■ THE TASK ■
Wherever the word "JSON" appears in a line, extract that line.

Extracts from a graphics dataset
◇ ◇ ◇ ◇ ◇
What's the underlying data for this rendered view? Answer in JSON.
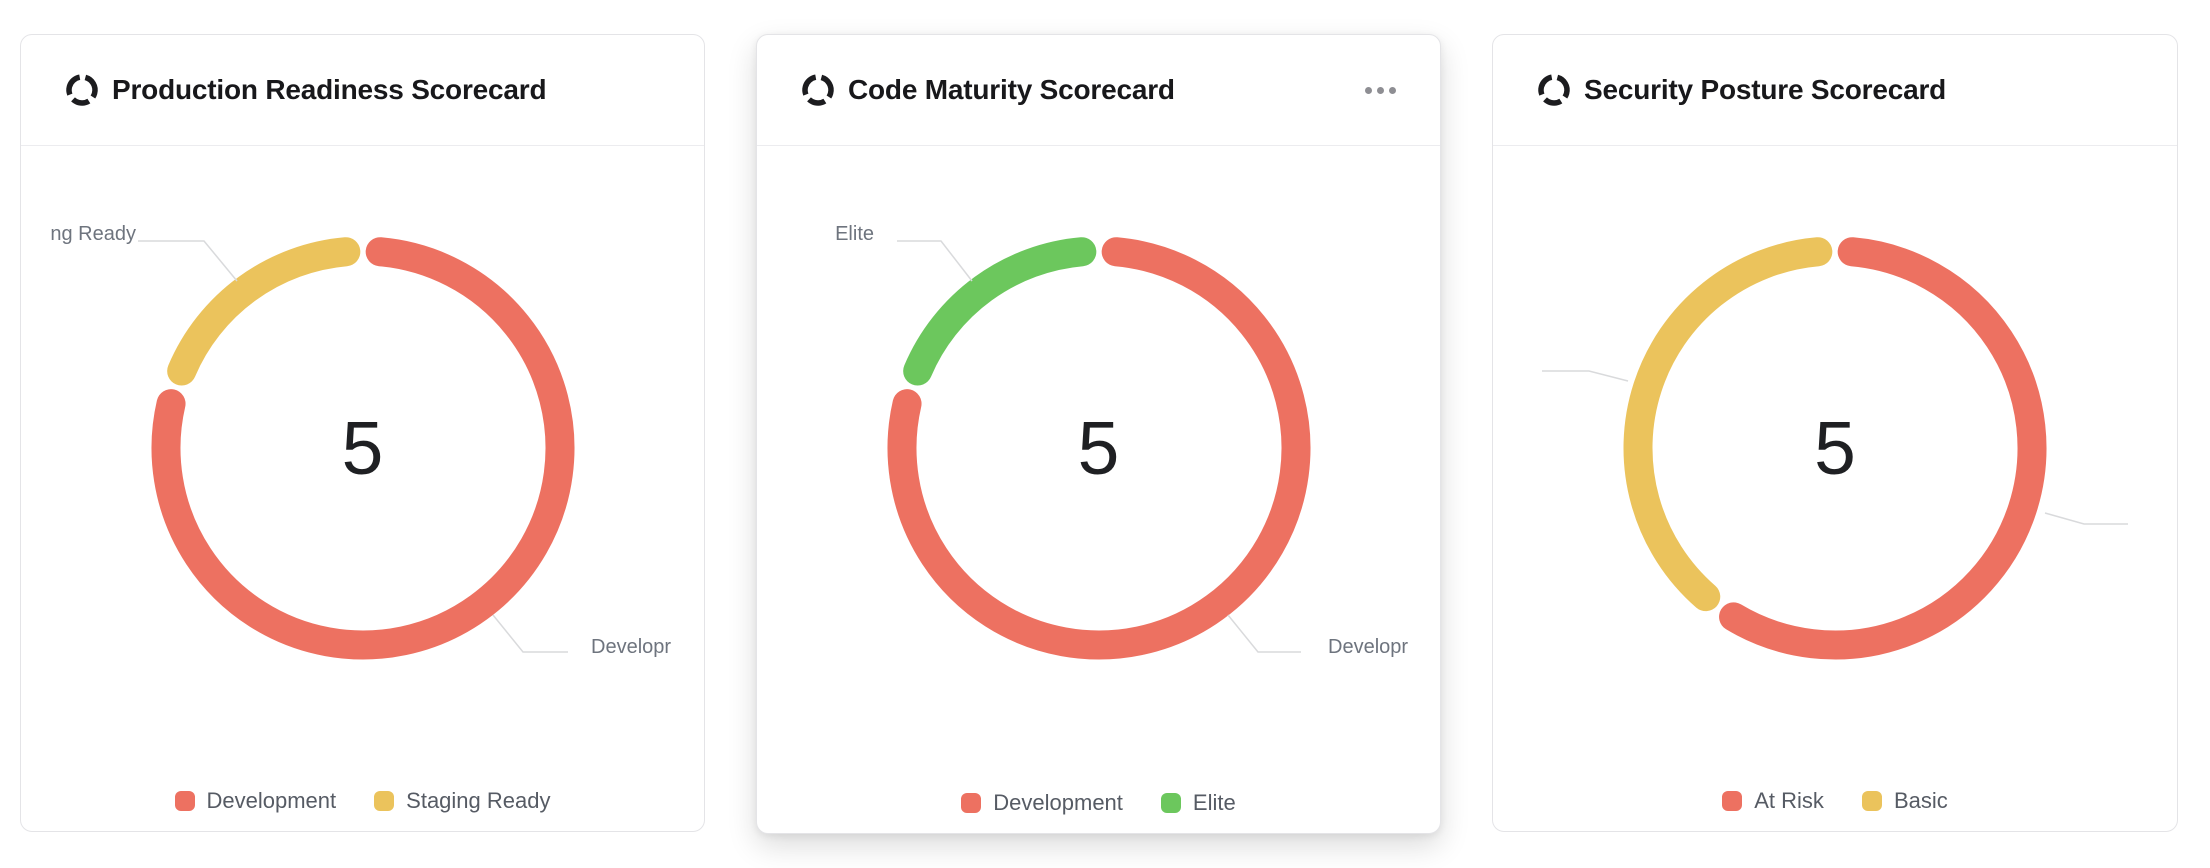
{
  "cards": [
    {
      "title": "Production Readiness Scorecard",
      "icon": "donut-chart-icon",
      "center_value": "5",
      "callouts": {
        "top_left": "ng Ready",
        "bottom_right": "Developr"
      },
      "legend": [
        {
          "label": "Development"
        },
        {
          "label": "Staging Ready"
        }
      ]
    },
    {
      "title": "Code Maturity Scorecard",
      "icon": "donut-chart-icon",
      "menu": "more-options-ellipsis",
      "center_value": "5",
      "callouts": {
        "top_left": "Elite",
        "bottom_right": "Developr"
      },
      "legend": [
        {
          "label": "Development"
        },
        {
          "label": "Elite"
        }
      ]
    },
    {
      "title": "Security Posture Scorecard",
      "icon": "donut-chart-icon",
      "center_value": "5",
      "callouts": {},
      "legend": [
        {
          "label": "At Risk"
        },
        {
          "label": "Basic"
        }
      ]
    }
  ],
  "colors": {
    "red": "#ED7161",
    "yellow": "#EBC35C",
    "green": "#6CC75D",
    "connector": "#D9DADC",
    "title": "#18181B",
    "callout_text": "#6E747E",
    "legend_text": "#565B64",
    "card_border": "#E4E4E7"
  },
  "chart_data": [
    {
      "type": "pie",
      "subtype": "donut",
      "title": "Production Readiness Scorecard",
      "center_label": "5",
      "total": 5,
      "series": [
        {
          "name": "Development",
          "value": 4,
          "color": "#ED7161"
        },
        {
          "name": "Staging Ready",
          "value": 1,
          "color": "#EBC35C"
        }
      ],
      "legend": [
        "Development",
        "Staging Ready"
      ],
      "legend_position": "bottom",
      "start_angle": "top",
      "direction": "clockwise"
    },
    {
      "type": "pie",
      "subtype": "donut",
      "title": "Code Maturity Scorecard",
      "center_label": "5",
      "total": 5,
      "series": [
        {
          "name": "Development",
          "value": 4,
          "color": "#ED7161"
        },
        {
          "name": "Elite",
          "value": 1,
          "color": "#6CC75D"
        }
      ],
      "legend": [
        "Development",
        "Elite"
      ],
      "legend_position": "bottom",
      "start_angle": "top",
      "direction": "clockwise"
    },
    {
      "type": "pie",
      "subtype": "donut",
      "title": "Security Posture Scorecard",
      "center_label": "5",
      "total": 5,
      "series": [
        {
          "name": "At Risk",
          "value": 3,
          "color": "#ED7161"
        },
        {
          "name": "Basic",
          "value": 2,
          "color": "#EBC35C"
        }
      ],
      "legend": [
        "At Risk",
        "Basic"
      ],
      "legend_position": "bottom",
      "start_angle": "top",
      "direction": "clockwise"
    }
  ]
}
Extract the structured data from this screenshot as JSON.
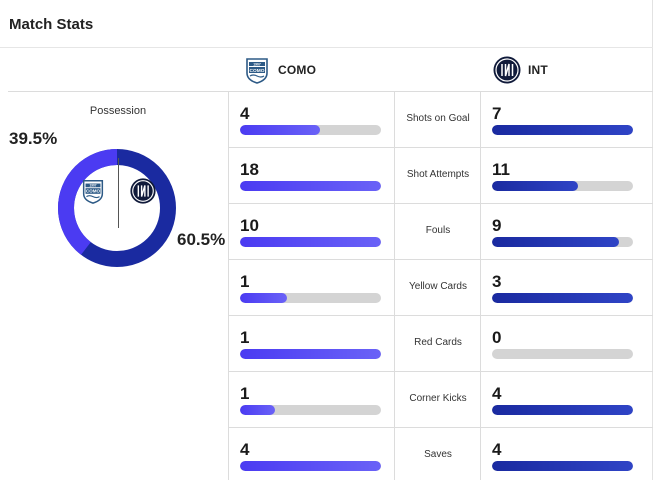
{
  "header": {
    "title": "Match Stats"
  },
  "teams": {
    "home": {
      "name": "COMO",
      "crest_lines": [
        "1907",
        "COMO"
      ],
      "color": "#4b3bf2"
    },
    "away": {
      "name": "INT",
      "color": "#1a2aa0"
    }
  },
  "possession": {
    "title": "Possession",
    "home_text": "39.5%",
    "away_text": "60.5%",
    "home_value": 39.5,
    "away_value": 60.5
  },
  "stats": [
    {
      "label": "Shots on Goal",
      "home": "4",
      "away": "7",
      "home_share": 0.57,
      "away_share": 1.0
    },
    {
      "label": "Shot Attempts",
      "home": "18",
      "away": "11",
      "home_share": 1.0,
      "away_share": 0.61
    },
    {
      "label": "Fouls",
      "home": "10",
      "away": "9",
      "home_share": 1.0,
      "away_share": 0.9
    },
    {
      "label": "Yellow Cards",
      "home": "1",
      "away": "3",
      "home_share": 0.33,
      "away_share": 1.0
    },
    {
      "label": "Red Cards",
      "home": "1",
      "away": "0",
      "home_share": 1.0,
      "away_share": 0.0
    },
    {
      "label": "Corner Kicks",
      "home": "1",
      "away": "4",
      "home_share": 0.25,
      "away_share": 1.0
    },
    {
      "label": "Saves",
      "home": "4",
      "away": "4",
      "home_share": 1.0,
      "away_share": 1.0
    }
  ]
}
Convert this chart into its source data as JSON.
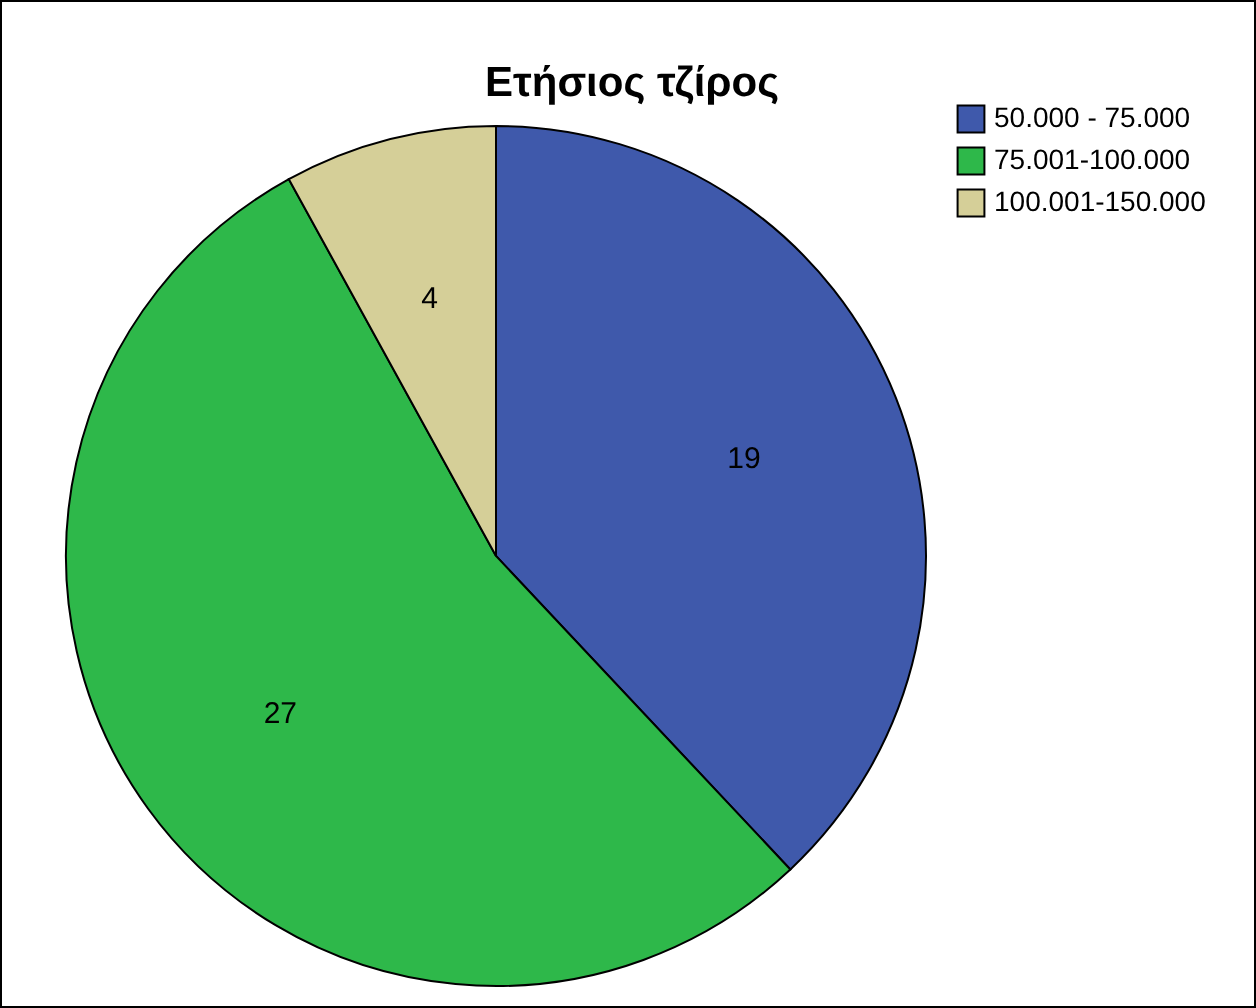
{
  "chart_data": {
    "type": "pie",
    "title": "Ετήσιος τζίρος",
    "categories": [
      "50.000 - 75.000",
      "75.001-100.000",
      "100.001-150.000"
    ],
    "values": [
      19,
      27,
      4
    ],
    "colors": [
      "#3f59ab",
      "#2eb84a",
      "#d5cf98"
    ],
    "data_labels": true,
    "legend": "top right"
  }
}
◇ ◇ ◇ ◇ ◇
■ RESPONSE ■
What's the underlying data for this rendered view? Answer in JSON.
Extract the structured data from this screenshot as JSON.
Convert this chart into its source data as JSON.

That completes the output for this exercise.